--- Begin GIVEN RECORDS ---

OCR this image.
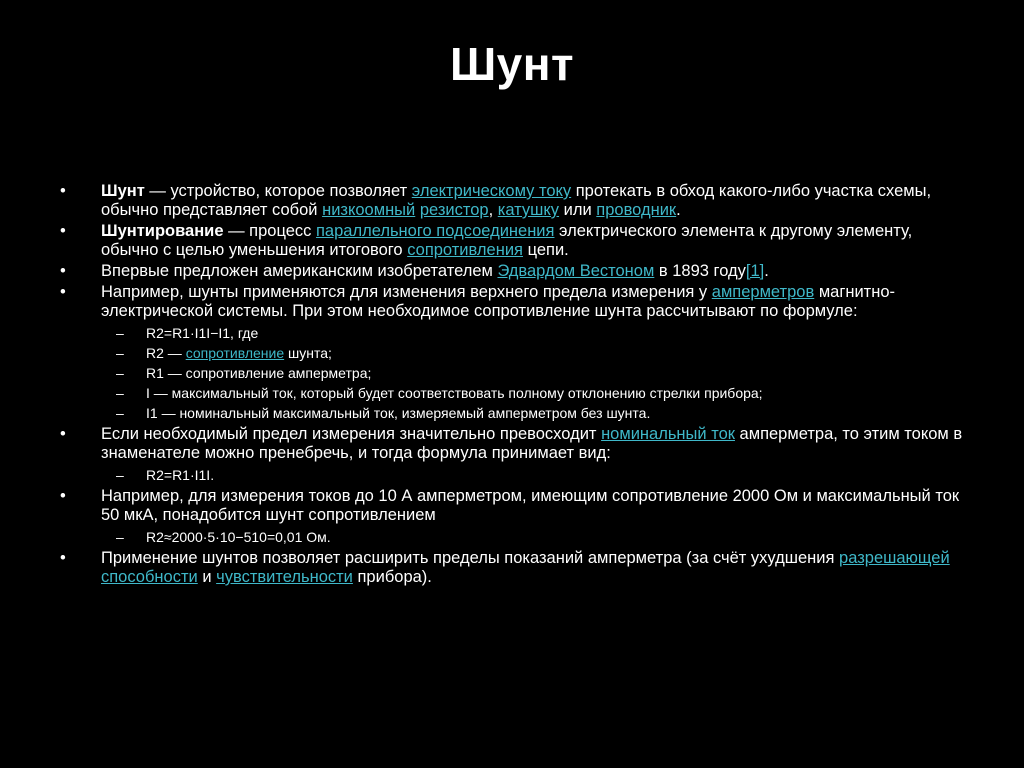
Шунт
•	Шунт — устройство, которое позволяет электрическому току протекать в обход какого-либо участка схемы, обычно представляет собой низкоомный резистор, катушку или проводник.
•	Шунтирование — процесс параллельного подсоединения электрического элемента к другому элементу, обычно с целью уменьшения итогового сопротивления цепи.
•	Впервые предложен американским изобретателем Эдвардом Вестоном в 1893 году[1].
•	Например, шунты применяются для изменения верхнего предела измерения у амперметров магнитно-электрической системы. При этом необходимое сопротивление шунта рассчитывают по формуле:
– R2=R1·I1I−I1, где
– R2 — сопротивление шунта;
– R1 — сопротивление амперметра;
– I — максимальный ток, который будет соответствовать полному отклонению стрелки прибора;
– I1 — номинальный максимальный ток, измеряемый амперметром без шунта.
•	Если необходимый предел измерения значительно превосходит номинальный ток амперметра, то этим током в знаменателе можно пренебречь, и тогда формула принимает вид:
– R2=R1·I1I.
•	Например, для измерения токов до 10 А амперметром, имеющим сопротивление 2000 Ом и максимальный ток 50 мкА, понадобится шунт сопротивлением
– R2≈2000·5·10−510=0,01 Ом.
•	Применение шунтов позволяет расширить пределы показаний амперметра (за счёт ухудшения разрешающей способности и чувствительности прибора).
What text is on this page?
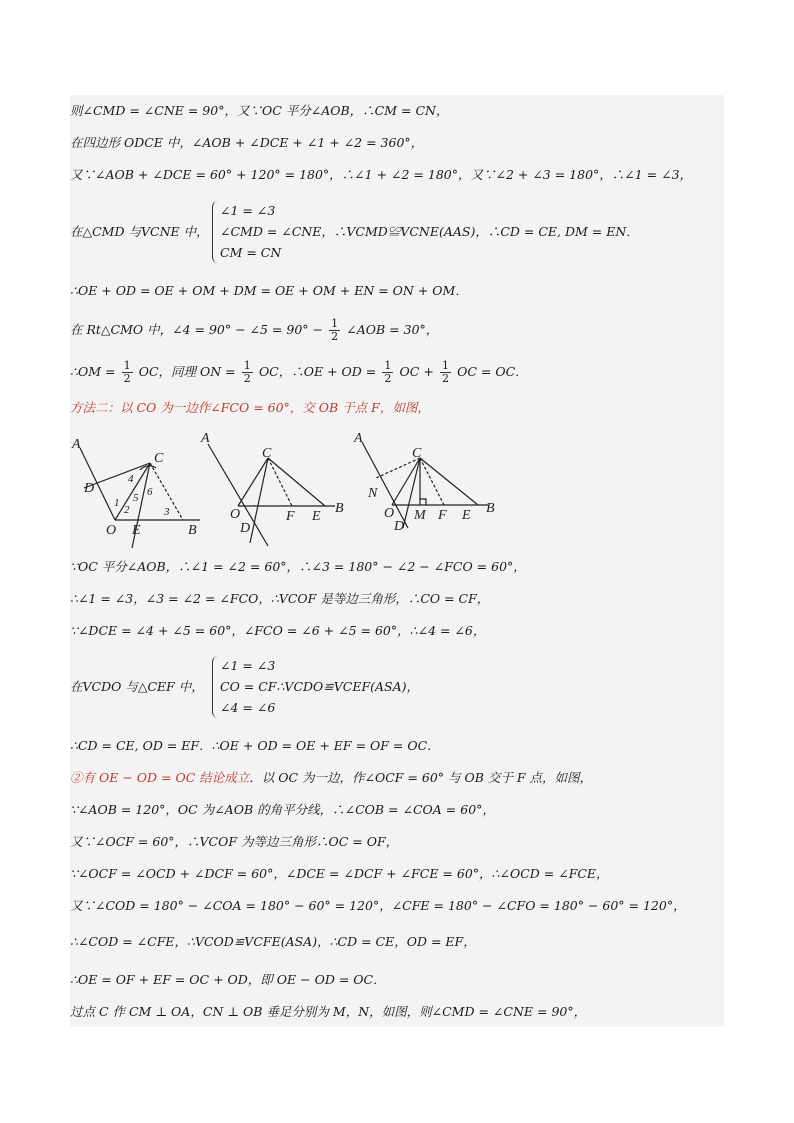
则∠CMD = ∠CNE = 90°，又∵OC 平分∠AOB，∴CM = CN，
在四边形 ODCE 中，∠AOB + ∠DCE + ∠1 + ∠2 = 360°，
又∵∠AOB + ∠DCE = 60° + 120° = 180°，∴∠1 + ∠2 = 180°，又∵∠2 + ∠3 = 180°，∴∠1 = ∠3，
在△CMD 与VCNE 中，
∠1 = ∠3
∠CMD = ∠CNE，∴VCMD≌VCNE(AAS)，∴CD = CE, DM = EN．
CM = CN
∴OE + OD = OE + OM + DM = OE + OM + EN = ON + OM．
在 Rt△CMO 中，∠4 = 90° − ∠5 = $90^\circ - \frac{1}{2}$ ∠AOB = 30°，
∴OM = $\frac{1}{2}$ OC，同理 ON = $\frac{1}{2}$ OC，∴OE + OD = $\frac{1}{2}$ OC + $\frac{1}{2}$ OC = OC．
方法二：以 CO 为一边作∠FCO = 60°，交 OB 于点 F，如图，
A
D
C
4
5 6
1
2	3
O E	B
A
C
O
D
F E
B
A
C
N
O
D
M F E B
∵OC 平分∠AOB，∴∠1 = ∠2 = 60°，∴∠3 = 180° − ∠2 − ∠FCO = 60°，
∴∠1 = ∠3，∠3 = ∠2 = ∠FCO，∴VCOF 是等边三角形，∴CO = CF，
∵∠DCE = ∠4 + ∠5 = 60°，∠FCO = ∠6 + ∠5 = 60°，∴∠4 = ∠6，
在VCDO 与△CEF 中，
∠1 = ∠3
CO = CF∴VCDO≌VCEF(ASA)，
∠4 = ∠6
∴CD = CE, OD = EF．∴OE + OD = OE + EF = OF = OC．
②有 OE − OD = OC 结论成立．以 OC 为一边，作∠OCF = 60° 与 OB 交于 F 点，如图，
∵∠AOB = 120°，OC 为∠AOB 的角平分线，∴∠COB = ∠COA = 60°，
又∵∠OCF = 60°，∴VCOF 为等边三角形∴OC = OF，
∵∠OCF = ∠OCD + ∠DCF = 60°，∠DCE = ∠DCF + ∠FCE = 60°，∴∠OCD = ∠FCE，
又∵∠COD = 180° − ∠COA = 180° − 60° = 120°，∠CFE = 180° − ∠CFO = 180° − 60° = 120°，
∴∠COD = ∠CFE，∴VCOD≌VCFE(ASA)，∴CD = CE，OD = EF，
∴OE = OF + EF = OC + OD，即 OE − OD = OC．
过点 C 作 CM ⊥ OA，CN ⊥ OB 垂足分别为 M，N，如图，则∠CMD = ∠CNE = 90°，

--- End GIVEN RECORDS ---

▸ CHALLENGE: Every record above should be written out again exactly; the pictures stay out of the copy.

▸ RESPONSE TO THIS EXERCISE:
OCR this image.
Шунт
•	Шунт — устройство, которое позволяет электрическому току протекать в обход какого-либо участка схемы, обычно представляет собой низкоомный резистор, катушку или проводник.
•	Шунтирование — процесс параллельного подсоединения электрического элемента к другому элементу, обычно с целью уменьшения итогового сопротивления цепи.
•	Впервые предложен американским изобретателем Эдвардом Вестоном в 1893 году[1].
•	Например, шунты применяются для изменения верхнего предела измерения у амперметров магнитно-электрической системы. При этом необходимое сопротивление шунта рассчитывают по формуле:
– R2=R1·I1I−I1, где
– R2 — сопротивление шунта;
– R1 — сопротивление амперметра;
– I — максимальный ток, который будет соответствовать полному отклонению стрелки прибора;
– I1 — номинальный максимальный ток, измеряемый амперметром без шунта.
•	Если необходимый предел измерения значительно превосходит номинальный ток амперметра, то этим током в знаменателе можно пренебречь, и тогда формула принимает вид:
– R2=R1·I1I.
•	Например, для измерения токов до 10 А амперметром, имеющим сопротивление 2000 Ом и максимальный ток 50 мкА, понадобится шунт сопротивлением
– R2≈2000·5·10−510=0,01 Ом.
•	Применение шунтов позволяет расширить пределы показаний амперметра (за счёт ухудшения разрешающей способности и чувствительности прибора).
What text is on this page?
则∠CMD = ∠CNE = 90°，又∵OC 平分∠AOB，∴CM = CN，
在四边形 ODCE 中，∠AOB + ∠DCE + ∠1 + ∠2 = 360°，
又∵∠AOB + ∠DCE = 60° + 120° = 180°，∴∠1 + ∠2 = 180°，又∵∠2 + ∠3 = 180°，∴∠1 = ∠3，
在△CMD 与VCNE 中，
∠1 = ∠3
∠CMD = ∠CNE，∴VCMD≌VCNE(AAS)，∴CD = CE, DM = EN．
CM = CN
∴OE + OD = OE + OM + DM = OE + OM + EN = ON + OM．
在 Rt△CMO 中，∠4 = 90° − ∠5 = $90^\circ - \frac{1}{2}$ ∠AOB = 30°，
∴OM = $\frac{1}{2}$ OC，同理 ON = $\frac{1}{2}$ OC，∴OE + OD = $\frac{1}{2}$ OC + $\frac{1}{2}$ OC = OC．
方法二：以 CO 为一边作∠FCO = 60°，交 OB 于点 F，如图，
A
D
C
4
5 6
1
2	3
O E	B
A
C
O
D
F E
B
A
C
N
O
D
M F E B
∵OC 平分∠AOB，∴∠1 = ∠2 = 60°，∴∠3 = 180° − ∠2 − ∠FCO = 60°，
∴∠1 = ∠3，∠3 = ∠2 = ∠FCO，∴VCOF 是等边三角形，∴CO = CF，
∵∠DCE = ∠4 + ∠5 = 60°，∠FCO = ∠6 + ∠5 = 60°，∴∠4 = ∠6，
在VCDO 与△CEF 中，
∠1 = ∠3
CO = CF∴VCDO≌VCEF(ASA)，
∠4 = ∠6
∴CD = CE, OD = EF．∴OE + OD = OE + EF = OF = OC．
②有 OE − OD = OC 结论成立．以 OC 为一边，作∠OCF = 60° 与 OB 交于 F 点，如图，
∵∠AOB = 120°，OC 为∠AOB 的角平分线，∴∠COB = ∠COA = 60°，
又∵∠OCF = 60°，∴VCOF 为等边三角形∴OC = OF，
∵∠OCF = ∠OCD + ∠DCF = 60°，∠DCE = ∠DCF + ∠FCE = 60°，∴∠OCD = ∠FCE，
又∵∠COD = 180° − ∠COA = 180° − 60° = 120°，∠CFE = 180° − ∠CFO = 180° − 60° = 120°，
∴∠COD = ∠CFE，∴VCOD≌VCFE(ASA)，∴CD = CE，OD = EF，
∴OE = OF + EF = OC + OD，即 OE − OD = OC．
过点 C 作 CM ⊥ OA，CN ⊥ OB 垂足分别为 M，N，如图，则∠CMD = ∠CNE = 90°，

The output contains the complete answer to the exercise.